[start of EXTRACTED DATA]

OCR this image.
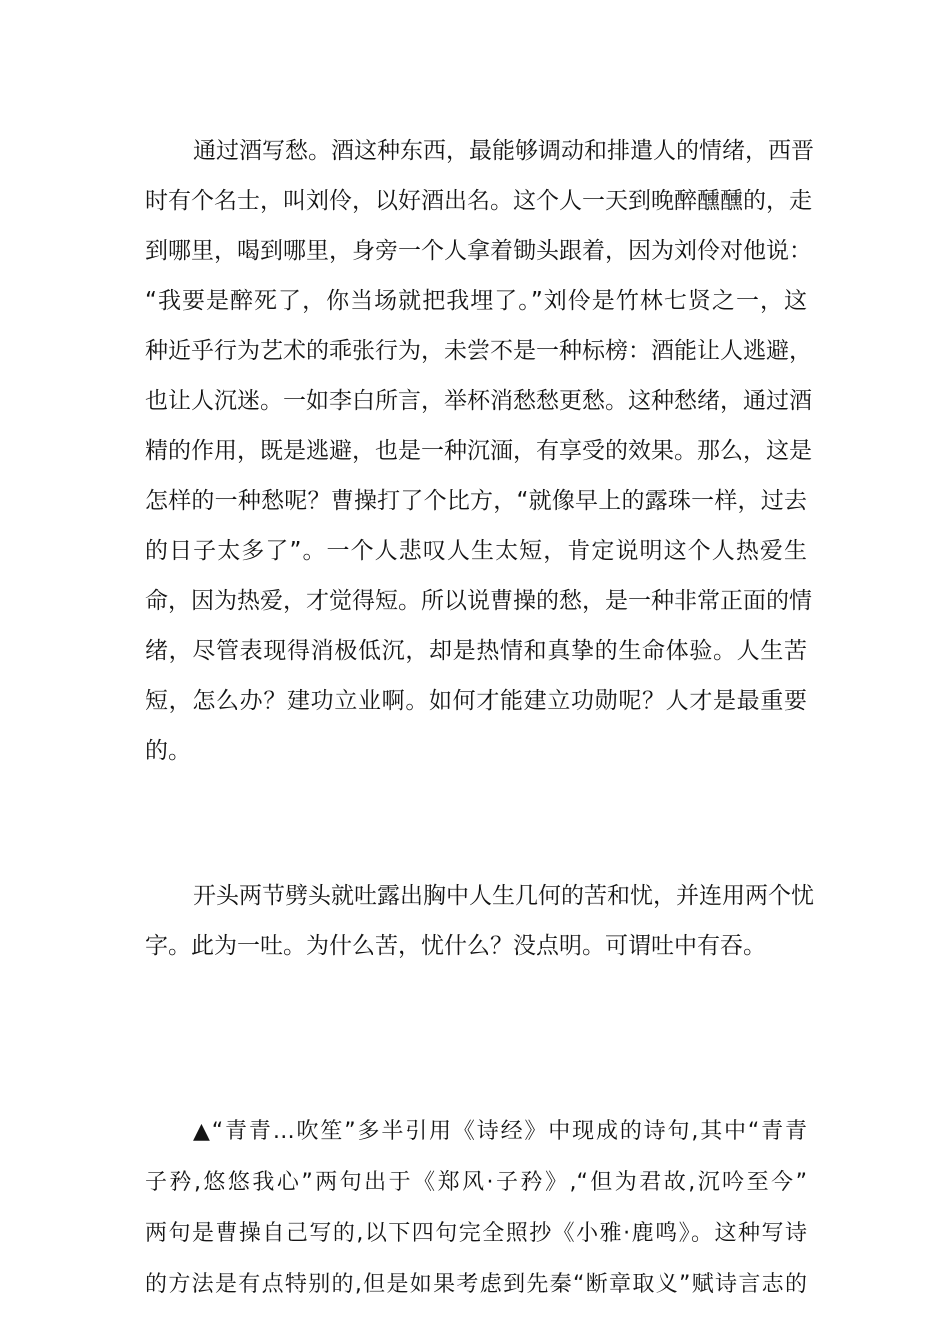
通过酒写愁。酒这种东西，最能够调动和排遣人的情绪，西晋
时有个名士，叫刘伶，以好酒出名。这个人一天到晚醉醺醺的，走
到哪里，喝到哪里，身旁一个人拿着锄头跟着，因为刘伶对他说：
“我要是醉死了，你当场就把我埋了。”刘伶是竹林七贤之一，这
种近乎行为艺术的乖张行为，未尝不是一种标榜：酒能让人逃避，
也让人沉迷。一如李白所言，举杯消愁愁更愁。这种愁绪，通过酒
精的作用，既是逃避，也是一种沉湎，有享受的效果。那么，这是
怎样的一种愁呢？曹操打了个比方，“就像早上的露珠一样，过去
的日子太多了”。一个人悲叹人生太短，肯定说明这个人热爱生
命，因为热爱，才觉得短。所以说曹操的愁，是一种非常正面的情
绪，尽管表现得消极低沉，却是热情和真挚的生命体验。人生苦
短，怎么办？建功立业啊。如何才能建立功勋呢？人才是最重要
的。
开头两节劈头就吐露出胸中人生几何的苦和忧，并连用两个忧
字。此为一吐。为什么苦，忧什么？没点明。可谓吐中有吞。
▲“青青…吹笙”多半引用《诗经》中现成的诗句,其中“青青
子矜,悠悠我心”两句出于《郑风·子矜》,“但为君故,沉吟至今”
两句是曹操自己写的,以下四句完全照抄《小雅·鹿鸣》。这种写诗
的方法是有点特别的,但是如果考虑到先秦“断章取义”赋诗言志的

[end of EXTRACTED DATA]

_TO DO_. The pictures should not appear in the copy; every other part of the records above must be returned exactly.

_SOLUTION FOR THIS PROBLEM_.
OCR this image.
通过酒写愁。酒这种东西，最能够调动和排遣人的情绪，西晋
时有个名士，叫刘伶，以好酒出名。这个人一天到晚醉醺醺的，走
到哪里，喝到哪里，身旁一个人拿着锄头跟着，因为刘伶对他说：
“我要是醉死了，你当场就把我埋了。”刘伶是竹林七贤之一，这
种近乎行为艺术的乖张行为，未尝不是一种标榜：酒能让人逃避，
也让人沉迷。一如李白所言，举杯消愁愁更愁。这种愁绪，通过酒
精的作用，既是逃避，也是一种沉湎，有享受的效果。那么，这是
怎样的一种愁呢？曹操打了个比方，“就像早上的露珠一样，过去
的日子太多了”。一个人悲叹人生太短，肯定说明这个人热爱生
命，因为热爱，才觉得短。所以说曹操的愁，是一种非常正面的情
绪，尽管表现得消极低沉，却是热情和真挚的生命体验。人生苦
短，怎么办？建功立业啊。如何才能建立功勋呢？人才是最重要
的。
开头两节劈头就吐露出胸中人生几何的苦和忧，并连用两个忧
字。此为一吐。为什么苦，忧什么？没点明。可谓吐中有吞。
▲“青青…吹笙”多半引用《诗经》中现成的诗句,其中“青青
子矜,悠悠我心”两句出于《郑风·子矜》,“但为君故,沉吟至今”
两句是曹操自己写的,以下四句完全照抄《小雅·鹿鸣》。这种写诗
的方法是有点特别的,但是如果考虑到先秦“断章取义”赋诗言志的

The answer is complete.